- Information given:
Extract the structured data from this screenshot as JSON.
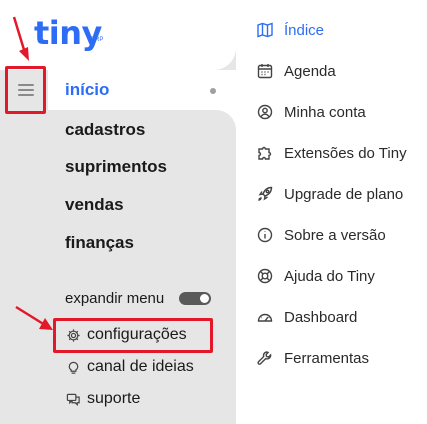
{
  "brand": {
    "name": "tiny",
    "suffix": "ERP",
    "color": "#2d6df6"
  },
  "sidebar": {
    "items": [
      {
        "label": "início",
        "active": true
      },
      {
        "label": "cadastros"
      },
      {
        "label": "suprimentos"
      },
      {
        "label": "vendas"
      },
      {
        "label": "finanças"
      }
    ],
    "expand_menu": {
      "label": "expandir menu",
      "toggle_on": true
    },
    "bottom_items": [
      {
        "label": "configurações",
        "icon": "gear-icon"
      },
      {
        "label": "canal de ideias",
        "icon": "lightbulb-icon"
      },
      {
        "label": "suporte",
        "icon": "chat-icon"
      }
    ]
  },
  "right_menu": {
    "items": [
      {
        "label": "Índice",
        "icon": "map-icon",
        "active": true
      },
      {
        "label": "Agenda",
        "icon": "calendar-icon"
      },
      {
        "label": "Minha conta",
        "icon": "user-icon"
      },
      {
        "label": "Extensões do Tiny",
        "icon": "puzzle-icon"
      },
      {
        "label": "Upgrade de plano",
        "icon": "rocket-icon"
      },
      {
        "label": "Sobre a versão",
        "icon": "info-icon"
      },
      {
        "label": "Ajuda do Tiny",
        "icon": "lifebuoy-icon"
      },
      {
        "label": "Dashboard",
        "icon": "gauge-icon"
      },
      {
        "label": "Ferramentas",
        "icon": "wrench-icon"
      }
    ]
  },
  "colors": {
    "accent": "#2d6df6",
    "highlight": "#e3192b",
    "sidebar_bg": "#e6e6e6"
  }
}
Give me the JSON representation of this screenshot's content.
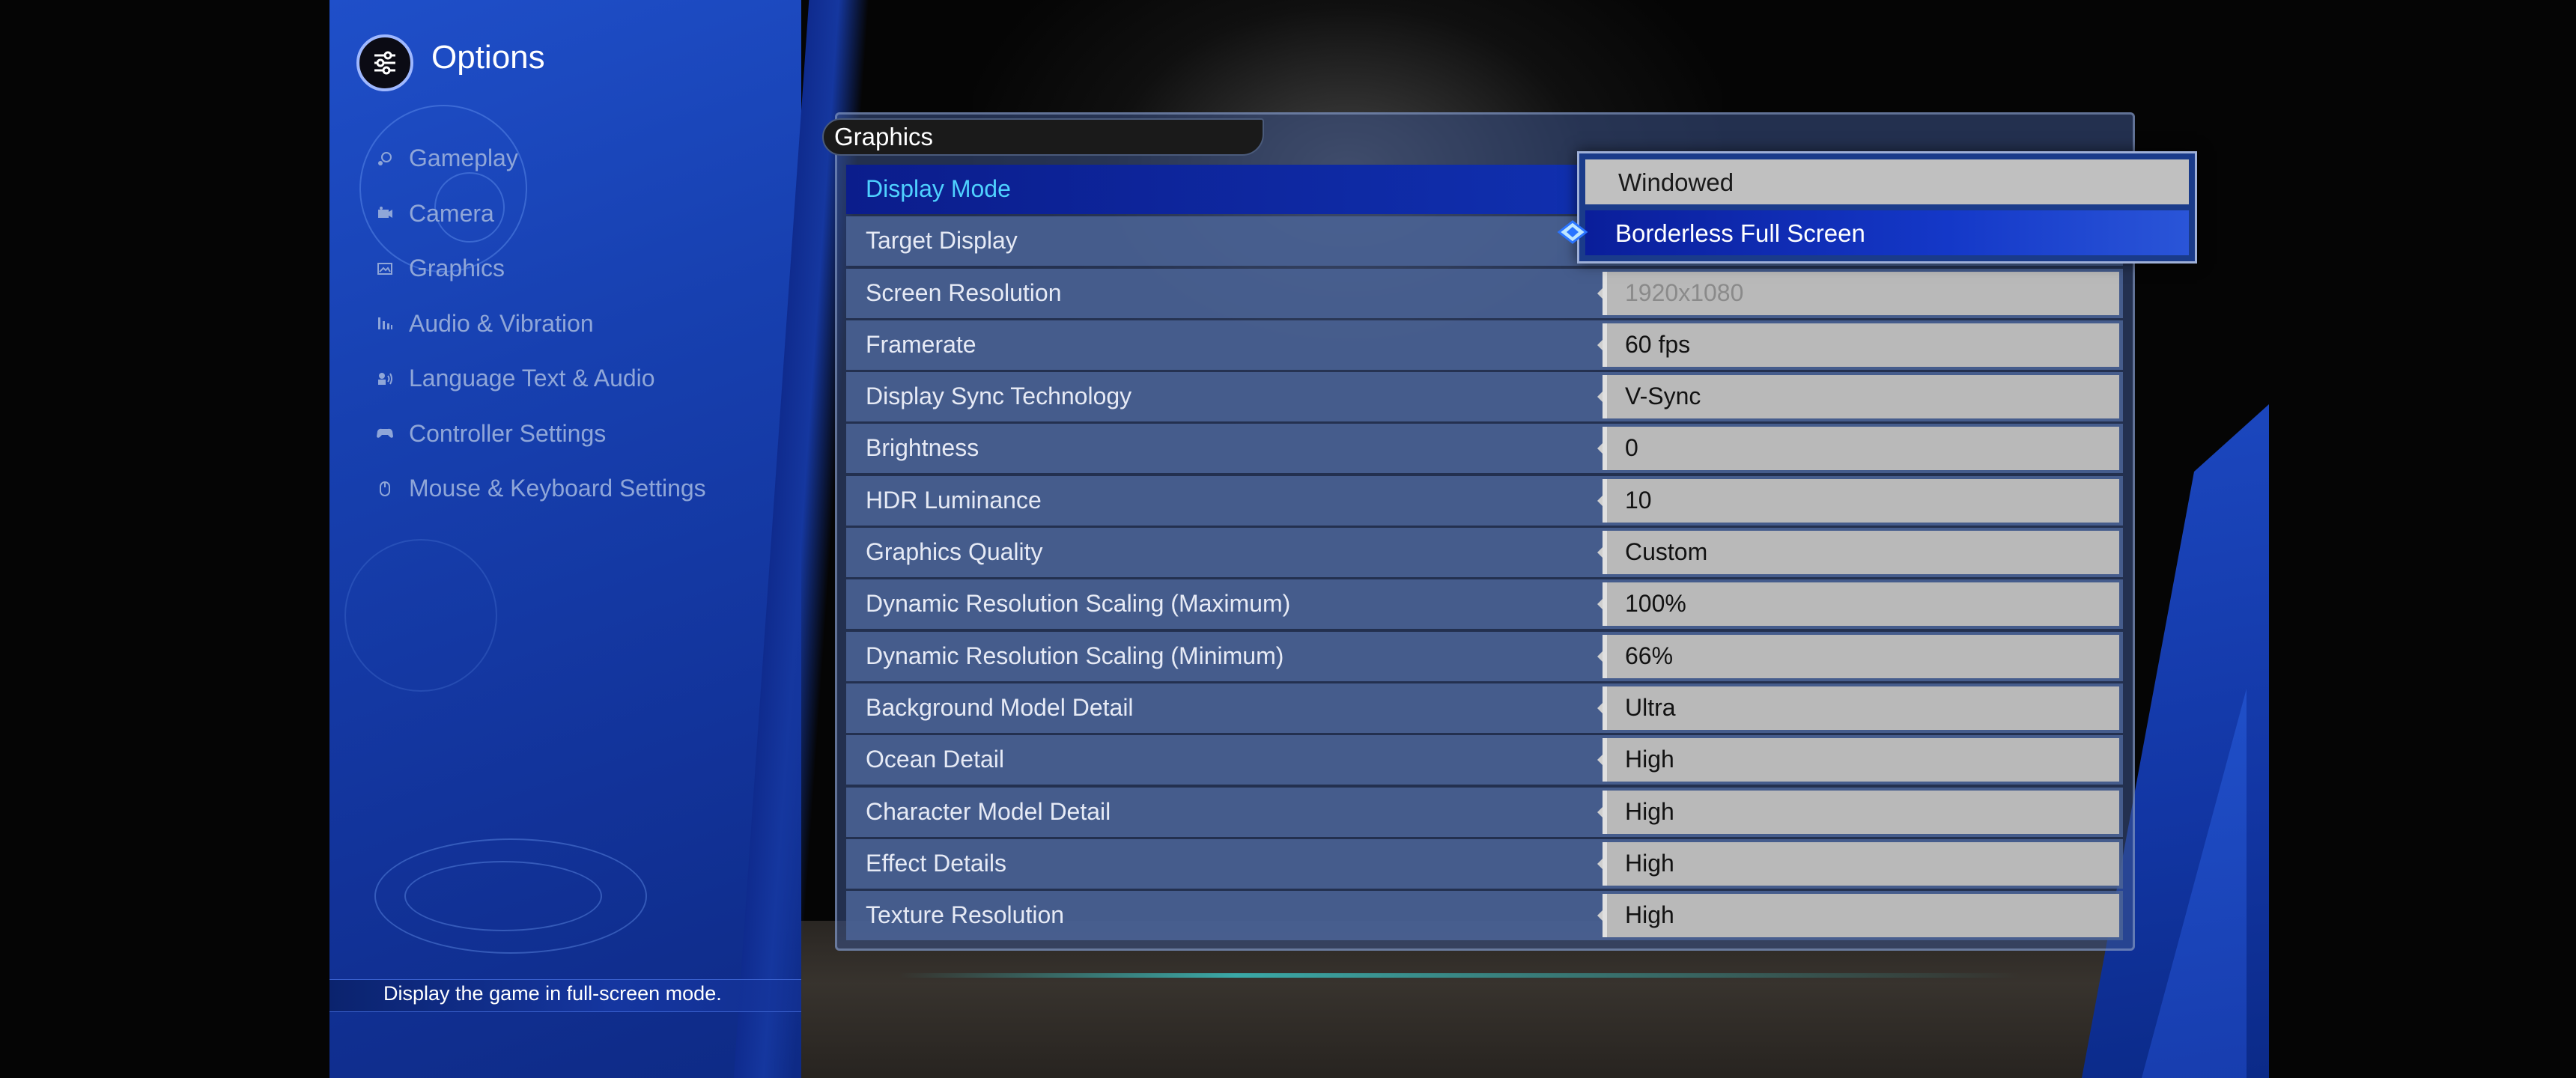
{
  "options": {
    "title": "Options"
  },
  "nav": {
    "items": [
      {
        "label": "Gameplay",
        "icon": "gameplay-icon"
      },
      {
        "label": "Camera",
        "icon": "camera-icon"
      },
      {
        "label": "Graphics",
        "icon": "graphics-icon"
      },
      {
        "label": "Audio & Vibration",
        "icon": "audio-icon"
      },
      {
        "label": "Language Text & Audio",
        "icon": "language-icon"
      },
      {
        "label": "Controller Settings",
        "icon": "controller-icon"
      },
      {
        "label": "Mouse & Keyboard Settings",
        "icon": "mouse-icon"
      }
    ]
  },
  "help": {
    "text": "Display the game in full-screen mode."
  },
  "section": {
    "title": "Graphics"
  },
  "settings": [
    {
      "label": "Display Mode",
      "value": ""
    },
    {
      "label": "Target Display",
      "value": ""
    },
    {
      "label": "Screen Resolution",
      "value": "1920x1080"
    },
    {
      "label": "Framerate",
      "value": "60 fps"
    },
    {
      "label": "Display Sync Technology",
      "value": "V-Sync"
    },
    {
      "label": "Brightness",
      "value": "0"
    },
    {
      "label": "HDR Luminance",
      "value": "10"
    },
    {
      "label": "Graphics Quality",
      "value": "Custom"
    },
    {
      "label": "Dynamic Resolution Scaling (Maximum)",
      "value": "100%"
    },
    {
      "label": "Dynamic Resolution Scaling (Minimum)",
      "value": "66%"
    },
    {
      "label": "Background Model Detail",
      "value": "Ultra"
    },
    {
      "label": "Ocean Detail",
      "value": "High"
    },
    {
      "label": "Character Model Detail",
      "value": "High"
    },
    {
      "label": "Effect Details",
      "value": "High"
    },
    {
      "label": "Texture Resolution",
      "value": "High"
    }
  ],
  "dropdown": {
    "options": [
      "Windowed",
      "Borderless Full Screen"
    ],
    "selected": "Borderless Full Screen"
  },
  "colors": {
    "accent": "#4fd1ff",
    "panel_blue": "#1740b0",
    "selected_row": "#1030b0"
  }
}
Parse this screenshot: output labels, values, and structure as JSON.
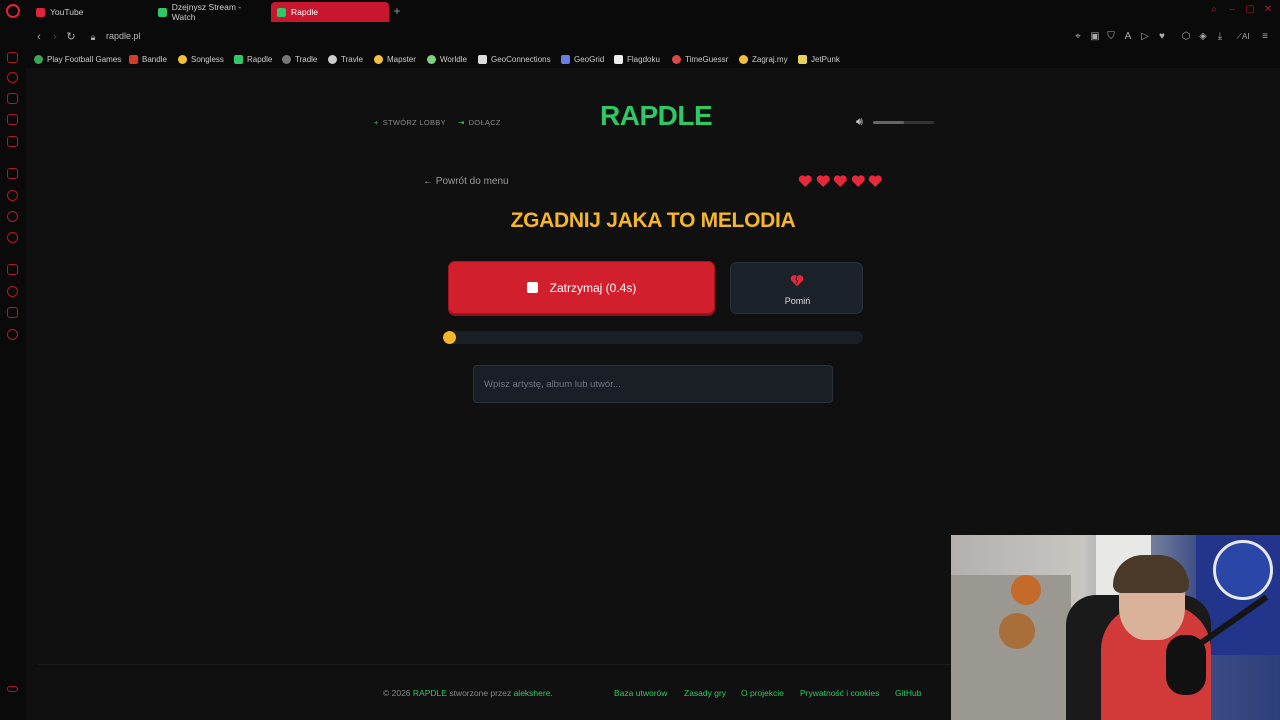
{
  "browser": {
    "tabs": [
      {
        "label": "YouTube",
        "color": "#e0223a"
      },
      {
        "label": "Dzejnysz Stream - Watch",
        "color": "#2ec866"
      },
      {
        "label": "Rapdle",
        "color": "#2ec866",
        "active": true
      }
    ],
    "url": "rapdle.pl",
    "bookmarks": [
      {
        "label": "Play Football Games",
        "color": "#3aa655"
      },
      {
        "label": "Bandle",
        "color": "#d83b2a"
      },
      {
        "label": "Songless",
        "color": "#f2c230"
      },
      {
        "label": "Rapdle",
        "color": "#2ec866"
      },
      {
        "label": "Tradle",
        "color": "#777777"
      },
      {
        "label": "Travle",
        "color": "#cccccc"
      },
      {
        "label": "Mapster",
        "color": "#f5c03a"
      },
      {
        "label": "Worldle",
        "color": "#7fd07f"
      },
      {
        "label": "GeoConnections",
        "color": "#dddddd"
      },
      {
        "label": "GeoGrid",
        "color": "#6a7de0"
      },
      {
        "label": "Flagdoku",
        "color": "#eeeeee"
      },
      {
        "label": "TimeGuessr",
        "color": "#d84a4a"
      },
      {
        "label": "Zagraj.my",
        "color": "#f5c03a"
      },
      {
        "label": "JetPunk",
        "color": "#e6d25a"
      }
    ]
  },
  "game": {
    "create_lobby": "STWÓRZ LOBBY",
    "join": "DOŁĄCZ",
    "logo": "RAPDLE",
    "volume": 0.5,
    "back": "← Powrót do menu",
    "lives": 5,
    "heading": "ZGADNIJ JAKA TO MELODIA",
    "stop_button": "Zatrzymaj (0.4s)",
    "skip_button": "Pomiń",
    "progress": 0.02,
    "search_placeholder": "Wpisz artystę, album lub utwór..."
  },
  "footer": {
    "copyright_prefix": "© 2026",
    "brand": "RAPDLE",
    "made_by": "stworzone przez",
    "author": "alekshere.",
    "links": [
      "Baza utworów",
      "Zasady gry",
      "O projekcie",
      "Prywatność i cookies",
      "GitHub"
    ]
  },
  "colors": {
    "accent_green": "#2ec866",
    "accent_yellow": "#f5b62a",
    "stop_red": "#d21f2e",
    "heart_red": "#e5283a"
  }
}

- Exercise objective: Write out the material above once more, exactly as it reads, with no pictures.

- Right answer:
Extract the structured data from this screenshot as JSON.
{
  "brand": {
    "name": "tiny",
    "suffix": "ERP",
    "color": "#2d6df6"
  },
  "sidebar": {
    "items": [
      {
        "label": "início",
        "active": true
      },
      {
        "label": "cadastros"
      },
      {
        "label": "suprimentos"
      },
      {
        "label": "vendas"
      },
      {
        "label": "finanças"
      }
    ],
    "expand_menu": {
      "label": "expandir menu",
      "toggle_on": true
    },
    "bottom_items": [
      {
        "label": "configurações",
        "icon": "gear-icon"
      },
      {
        "label": "canal de ideias",
        "icon": "lightbulb-icon"
      },
      {
        "label": "suporte",
        "icon": "chat-icon"
      }
    ]
  },
  "right_menu": {
    "items": [
      {
        "label": "Índice",
        "icon": "map-icon",
        "active": true
      },
      {
        "label": "Agenda",
        "icon": "calendar-icon"
      },
      {
        "label": "Minha conta",
        "icon": "user-icon"
      },
      {
        "label": "Extensões do Tiny",
        "icon": "puzzle-icon"
      },
      {
        "label": "Upgrade de plano",
        "icon": "rocket-icon"
      },
      {
        "label": "Sobre a versão",
        "icon": "info-icon"
      },
      {
        "label": "Ajuda do Tiny",
        "icon": "lifebuoy-icon"
      },
      {
        "label": "Dashboard",
        "icon": "gauge-icon"
      },
      {
        "label": "Ferramentas",
        "icon": "wrench-icon"
      }
    ]
  },
  "colors": {
    "accent": "#2d6df6",
    "highlight": "#e3192b",
    "sidebar_bg": "#e6e6e6"
  }
}
Give me the JSON representation of this screenshot's content.
{
  "options": {
    "title": "Options"
  },
  "nav": {
    "items": [
      {
        "label": "Gameplay",
        "icon": "gameplay-icon"
      },
      {
        "label": "Camera",
        "icon": "camera-icon"
      },
      {
        "label": "Graphics",
        "icon": "graphics-icon"
      },
      {
        "label": "Audio & Vibration",
        "icon": "audio-icon"
      },
      {
        "label": "Language Text & Audio",
        "icon": "language-icon"
      },
      {
        "label": "Controller Settings",
        "icon": "controller-icon"
      },
      {
        "label": "Mouse & Keyboard Settings",
        "icon": "mouse-icon"
      }
    ]
  },
  "help": {
    "text": "Display the game in full-screen mode."
  },
  "section": {
    "title": "Graphics"
  },
  "settings": [
    {
      "label": "Display Mode",
      "value": ""
    },
    {
      "label": "Target Display",
      "value": ""
    },
    {
      "label": "Screen Resolution",
      "value": "1920x1080"
    },
    {
      "label": "Framerate",
      "value": "60 fps"
    },
    {
      "label": "Display Sync Technology",
      "value": "V-Sync"
    },
    {
      "label": "Brightness",
      "value": "0"
    },
    {
      "label": "HDR Luminance",
      "value": "10"
    },
    {
      "label": "Graphics Quality",
      "value": "Custom"
    },
    {
      "label": "Dynamic Resolution Scaling (Maximum)",
      "value": "100%"
    },
    {
      "label": "Dynamic Resolution Scaling (Minimum)",
      "value": "66%"
    },
    {
      "label": "Background Model Detail",
      "value": "Ultra"
    },
    {
      "label": "Ocean Detail",
      "value": "High"
    },
    {
      "label": "Character Model Detail",
      "value": "High"
    },
    {
      "label": "Effect Details",
      "value": "High"
    },
    {
      "label": "Texture Resolution",
      "value": "High"
    }
  ],
  "dropdown": {
    "options": [
      "Windowed",
      "Borderless Full Screen"
    ],
    "selected": "Borderless Full Screen"
  },
  "colors": {
    "accent": "#4fd1ff",
    "panel_blue": "#1740b0",
    "selected_row": "#1030b0"
  }
}
Parse this screenshot: output labels, values, and structure as JSON.
{
  "browser": {
    "tabs": [
      {
        "label": "YouTube",
        "color": "#e0223a"
      },
      {
        "label": "Dzejnysz Stream - Watch",
        "color": "#2ec866"
      },
      {
        "label": "Rapdle",
        "color": "#2ec866",
        "active": true
      }
    ],
    "url": "rapdle.pl",
    "bookmarks": [
      {
        "label": "Play Football Games",
        "color": "#3aa655"
      },
      {
        "label": "Bandle",
        "color": "#d83b2a"
      },
      {
        "label": "Songless",
        "color": "#f2c230"
      },
      {
        "label": "Rapdle",
        "color": "#2ec866"
      },
      {
        "label": "Tradle",
        "color": "#777777"
      },
      {
        "label": "Travle",
        "color": "#cccccc"
      },
      {
        "label": "Mapster",
        "color": "#f5c03a"
      },
      {
        "label": "Worldle",
        "color": "#7fd07f"
      },
      {
        "label": "GeoConnections",
        "color": "#dddddd"
      },
      {
        "label": "GeoGrid",
        "color": "#6a7de0"
      },
      {
        "label": "Flagdoku",
        "color": "#eeeeee"
      },
      {
        "label": "TimeGuessr",
        "color": "#d84a4a"
      },
      {
        "label": "Zagraj.my",
        "color": "#f5c03a"
      },
      {
        "label": "JetPunk",
        "color": "#e6d25a"
      }
    ]
  },
  "game": {
    "create_lobby": "STWÓRZ LOBBY",
    "join": "DOŁĄCZ",
    "logo": "RAPDLE",
    "volume": 0.5,
    "back": "← Powrót do menu",
    "lives": 5,
    "heading": "ZGADNIJ JAKA TO MELODIA",
    "stop_button": "Zatrzymaj (0.4s)",
    "skip_button": "Pomiń",
    "progress": 0.02,
    "search_placeholder": "Wpisz artystę, album lub utwór..."
  },
  "footer": {
    "copyright_prefix": "© 2026",
    "brand": "RAPDLE",
    "made_by": "stworzone przez",
    "author": "alekshere.",
    "links": [
      "Baza utworów",
      "Zasady gry",
      "O projekcie",
      "Prywatność i cookies",
      "GitHub"
    ]
  },
  "colors": {
    "accent_green": "#2ec866",
    "accent_yellow": "#f5b62a",
    "stop_red": "#d21f2e",
    "heart_red": "#e5283a"
  }
}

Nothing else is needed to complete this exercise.